● **Request**: From the listing below, return each line that includes "label".

● **Source records**:
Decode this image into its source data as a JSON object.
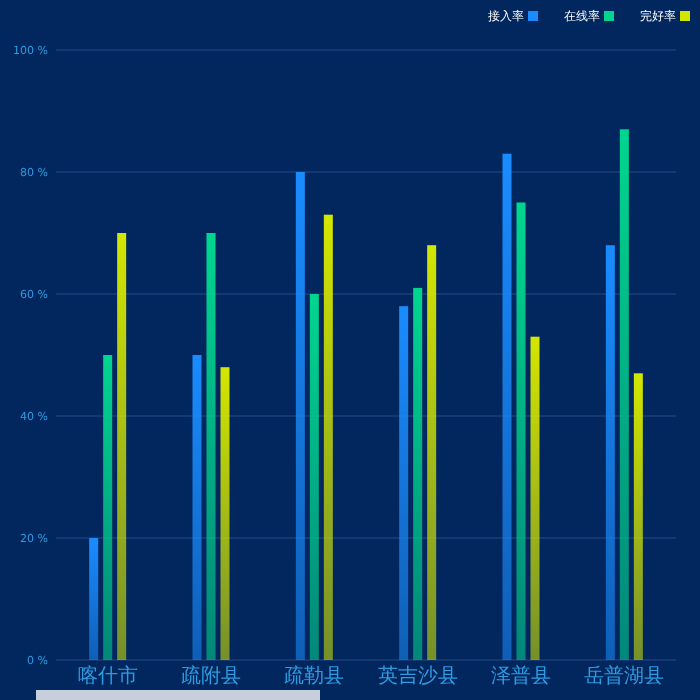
{
  "chart_data": {
    "type": "bar",
    "categories": [
      "喀什市",
      "疏附县",
      "疏勒县",
      "英吉沙县",
      "泽普县",
      "岳普湖县"
    ],
    "series": [
      {
        "name": "接入率",
        "color": "#1a8cff",
        "values": [
          20,
          50,
          80,
          58,
          83,
          68
        ]
      },
      {
        "name": "在线率",
        "color": "#00d68f",
        "values": [
          50,
          70,
          60,
          61,
          75,
          87
        ]
      },
      {
        "name": "完好率",
        "color": "#d4e600",
        "values": [
          70,
          48,
          73,
          68,
          53,
          47
        ]
      }
    ],
    "ylim": [
      0,
      100
    ],
    "yticks": [
      {
        "value": 0,
        "label": "0 %"
      },
      {
        "value": 20,
        "label": "20 %"
      },
      {
        "value": 40,
        "label": "40 %"
      },
      {
        "value": 60,
        "label": "60 %"
      },
      {
        "value": 80,
        "label": "80 %"
      },
      {
        "value": 100,
        "label": "100 %"
      }
    ],
    "grid": "y",
    "legend": "top right"
  }
}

● **Completed task**:
        "label": "0 %"
        "label": "20 %"
        "label": "40 %"
        "label": "60 %"
        "label": "80 %"
        "label": "100 %"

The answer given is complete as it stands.